WORK TO BE COMPLETED: Transcribe the full listing below exactly.

Dataset rows about figures
** start **
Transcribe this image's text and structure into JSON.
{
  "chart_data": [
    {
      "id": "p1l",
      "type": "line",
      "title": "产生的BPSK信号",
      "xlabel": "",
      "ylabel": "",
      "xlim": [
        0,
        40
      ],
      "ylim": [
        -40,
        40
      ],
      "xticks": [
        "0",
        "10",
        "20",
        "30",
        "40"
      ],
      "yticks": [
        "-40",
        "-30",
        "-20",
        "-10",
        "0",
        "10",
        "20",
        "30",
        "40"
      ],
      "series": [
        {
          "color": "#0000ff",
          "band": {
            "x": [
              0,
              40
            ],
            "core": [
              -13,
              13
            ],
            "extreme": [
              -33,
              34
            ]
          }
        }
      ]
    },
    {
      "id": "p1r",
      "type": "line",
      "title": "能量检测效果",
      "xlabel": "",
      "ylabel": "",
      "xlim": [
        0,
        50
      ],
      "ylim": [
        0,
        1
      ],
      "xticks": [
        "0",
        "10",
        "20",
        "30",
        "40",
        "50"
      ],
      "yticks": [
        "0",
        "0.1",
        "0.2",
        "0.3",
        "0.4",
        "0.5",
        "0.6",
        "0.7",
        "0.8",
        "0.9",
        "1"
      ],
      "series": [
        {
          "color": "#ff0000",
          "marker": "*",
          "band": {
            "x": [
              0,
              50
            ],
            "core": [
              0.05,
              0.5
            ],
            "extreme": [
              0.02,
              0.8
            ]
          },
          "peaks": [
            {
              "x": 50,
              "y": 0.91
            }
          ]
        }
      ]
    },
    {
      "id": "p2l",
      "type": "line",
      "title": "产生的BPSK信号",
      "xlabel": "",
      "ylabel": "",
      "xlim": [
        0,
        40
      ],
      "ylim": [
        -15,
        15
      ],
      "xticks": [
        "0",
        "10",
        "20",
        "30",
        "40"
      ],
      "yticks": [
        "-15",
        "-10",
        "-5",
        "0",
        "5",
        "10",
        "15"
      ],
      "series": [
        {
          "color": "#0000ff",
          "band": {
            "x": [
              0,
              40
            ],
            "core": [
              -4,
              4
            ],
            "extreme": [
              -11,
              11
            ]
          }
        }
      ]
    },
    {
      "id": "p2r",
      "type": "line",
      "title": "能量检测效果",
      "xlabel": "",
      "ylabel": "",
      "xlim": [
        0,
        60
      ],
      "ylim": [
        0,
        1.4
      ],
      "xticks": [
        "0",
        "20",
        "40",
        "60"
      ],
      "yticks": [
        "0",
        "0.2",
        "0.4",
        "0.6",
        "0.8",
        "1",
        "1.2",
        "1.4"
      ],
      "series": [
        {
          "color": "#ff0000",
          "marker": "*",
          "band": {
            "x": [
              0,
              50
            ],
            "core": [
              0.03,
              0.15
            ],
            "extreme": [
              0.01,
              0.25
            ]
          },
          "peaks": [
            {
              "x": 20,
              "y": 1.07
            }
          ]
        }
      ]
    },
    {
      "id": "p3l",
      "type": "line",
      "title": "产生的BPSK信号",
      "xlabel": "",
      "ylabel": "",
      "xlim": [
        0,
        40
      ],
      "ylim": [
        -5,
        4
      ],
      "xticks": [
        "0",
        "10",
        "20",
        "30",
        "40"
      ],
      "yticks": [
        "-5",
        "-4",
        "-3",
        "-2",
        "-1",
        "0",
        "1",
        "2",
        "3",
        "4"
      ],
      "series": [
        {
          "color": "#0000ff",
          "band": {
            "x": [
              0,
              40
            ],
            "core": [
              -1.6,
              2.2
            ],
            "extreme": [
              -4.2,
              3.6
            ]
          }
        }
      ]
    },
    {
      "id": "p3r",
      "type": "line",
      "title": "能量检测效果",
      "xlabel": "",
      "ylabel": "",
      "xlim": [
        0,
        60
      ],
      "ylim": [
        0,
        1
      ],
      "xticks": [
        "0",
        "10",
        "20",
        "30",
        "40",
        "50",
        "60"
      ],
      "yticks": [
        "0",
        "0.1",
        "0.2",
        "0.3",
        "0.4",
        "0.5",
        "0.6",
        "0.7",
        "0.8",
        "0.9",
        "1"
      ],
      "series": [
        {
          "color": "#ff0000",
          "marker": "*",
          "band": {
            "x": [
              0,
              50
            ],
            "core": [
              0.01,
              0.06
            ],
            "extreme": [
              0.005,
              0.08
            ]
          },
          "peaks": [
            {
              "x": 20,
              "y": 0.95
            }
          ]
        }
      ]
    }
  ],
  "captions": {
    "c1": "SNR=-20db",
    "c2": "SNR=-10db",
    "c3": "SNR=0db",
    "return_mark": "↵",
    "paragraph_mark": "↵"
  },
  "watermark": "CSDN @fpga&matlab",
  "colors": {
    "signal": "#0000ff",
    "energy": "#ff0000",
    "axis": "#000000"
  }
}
** end **
CORRECT OUTPUT:
Transcribe this image's text and structure into JSON.
{
  "chart_data": [
    {
      "id": "p1l",
      "type": "line",
      "title": "产生的BPSK信号",
      "xlabel": "",
      "ylabel": "",
      "xlim": [
        0,
        40
      ],
      "ylim": [
        -40,
        40
      ],
      "xticks": [
        "0",
        "10",
        "20",
        "30",
        "40"
      ],
      "yticks": [
        "-40",
        "-30",
        "-20",
        "-10",
        "0",
        "10",
        "20",
        "30",
        "40"
      ],
      "series": [
        {
          "color": "#0000ff",
          "band": {
            "x": [
              0,
              40
            ],
            "core": [
              -13,
              13
            ],
            "extreme": [
              -33,
              34
            ]
          }
        }
      ]
    },
    {
      "id": "p1r",
      "type": "line",
      "title": "能量检测效果",
      "xlabel": "",
      "ylabel": "",
      "xlim": [
        0,
        50
      ],
      "ylim": [
        0,
        1
      ],
      "xticks": [
        "0",
        "10",
        "20",
        "30",
        "40",
        "50"
      ],
      "yticks": [
        "0",
        "0.1",
        "0.2",
        "0.3",
        "0.4",
        "0.5",
        "0.6",
        "0.7",
        "0.8",
        "0.9",
        "1"
      ],
      "series": [
        {
          "color": "#ff0000",
          "marker": "*",
          "band": {
            "x": [
              0,
              50
            ],
            "core": [
              0.05,
              0.5
            ],
            "extreme": [
              0.02,
              0.8
            ]
          },
          "peaks": [
            {
              "x": 50,
              "y": 0.91
            }
          ]
        }
      ]
    },
    {
      "id": "p2l",
      "type": "line",
      "title": "产生的BPSK信号",
      "xlabel": "",
      "ylabel": "",
      "xlim": [
        0,
        40
      ],
      "ylim": [
        -15,
        15
      ],
      "xticks": [
        "0",
        "10",
        "20",
        "30",
        "40"
      ],
      "yticks": [
        "-15",
        "-10",
        "-5",
        "0",
        "5",
        "10",
        "15"
      ],
      "series": [
        {
          "color": "#0000ff",
          "band": {
            "x": [
              0,
              40
            ],
            "core": [
              -4,
              4
            ],
            "extreme": [
              -11,
              11
            ]
          }
        }
      ]
    },
    {
      "id": "p2r",
      "type": "line",
      "title": "能量检测效果",
      "xlabel": "",
      "ylabel": "",
      "xlim": [
        0,
        60
      ],
      "ylim": [
        0,
        1.4
      ],
      "xticks": [
        "0",
        "20",
        "40",
        "60"
      ],
      "yticks": [
        "0",
        "0.2",
        "0.4",
        "0.6",
        "0.8",
        "1",
        "1.2",
        "1.4"
      ],
      "series": [
        {
          "color": "#ff0000",
          "marker": "*",
          "band": {
            "x": [
              0,
              50
            ],
            "core": [
              0.03,
              0.15
            ],
            "extreme": [
              0.01,
              0.25
            ]
          },
          "peaks": [
            {
              "x": 20,
              "y": 1.07
            }
          ]
        }
      ]
    },
    {
      "id": "p3l",
      "type": "line",
      "title": "产生的BPSK信号",
      "xlabel": "",
      "ylabel": "",
      "xlim": [
        0,
        40
      ],
      "ylim": [
        -5,
        4
      ],
      "xticks": [
        "0",
        "10",
        "20",
        "30",
        "40"
      ],
      "yticks": [
        "-5",
        "-4",
        "-3",
        "-2",
        "-1",
        "0",
        "1",
        "2",
        "3",
        "4"
      ],
      "series": [
        {
          "color": "#0000ff",
          "band": {
            "x": [
              0,
              40
            ],
            "core": [
              -1.6,
              2.2
            ],
            "extreme": [
              -4.2,
              3.6
            ]
          }
        }
      ]
    },
    {
      "id": "p3r",
      "type": "line",
      "title": "能量检测效果",
      "xlabel": "",
      "ylabel": "",
      "xlim": [
        0,
        60
      ],
      "ylim": [
        0,
        1
      ],
      "xticks": [
        "0",
        "10",
        "20",
        "30",
        "40",
        "50",
        "60"
      ],
      "yticks": [
        "0",
        "0.1",
        "0.2",
        "0.3",
        "0.4",
        "0.5",
        "0.6",
        "0.7",
        "0.8",
        "0.9",
        "1"
      ],
      "series": [
        {
          "color": "#ff0000",
          "marker": "*",
          "band": {
            "x": [
              0,
              50
            ],
            "core": [
              0.01,
              0.06
            ],
            "extreme": [
              0.005,
              0.08
            ]
          },
          "peaks": [
            {
              "x": 20,
              "y": 0.95
            }
          ]
        }
      ]
    }
  ],
  "captions": {
    "c1": "SNR=-20db",
    "c2": "SNR=-10db",
    "c3": "SNR=0db",
    "return_mark": "↵",
    "paragraph_mark": "↵"
  },
  "watermark": "CSDN @fpga&matlab",
  "colors": {
    "signal": "#0000ff",
    "energy": "#ff0000",
    "axis": "#000000"
  }
}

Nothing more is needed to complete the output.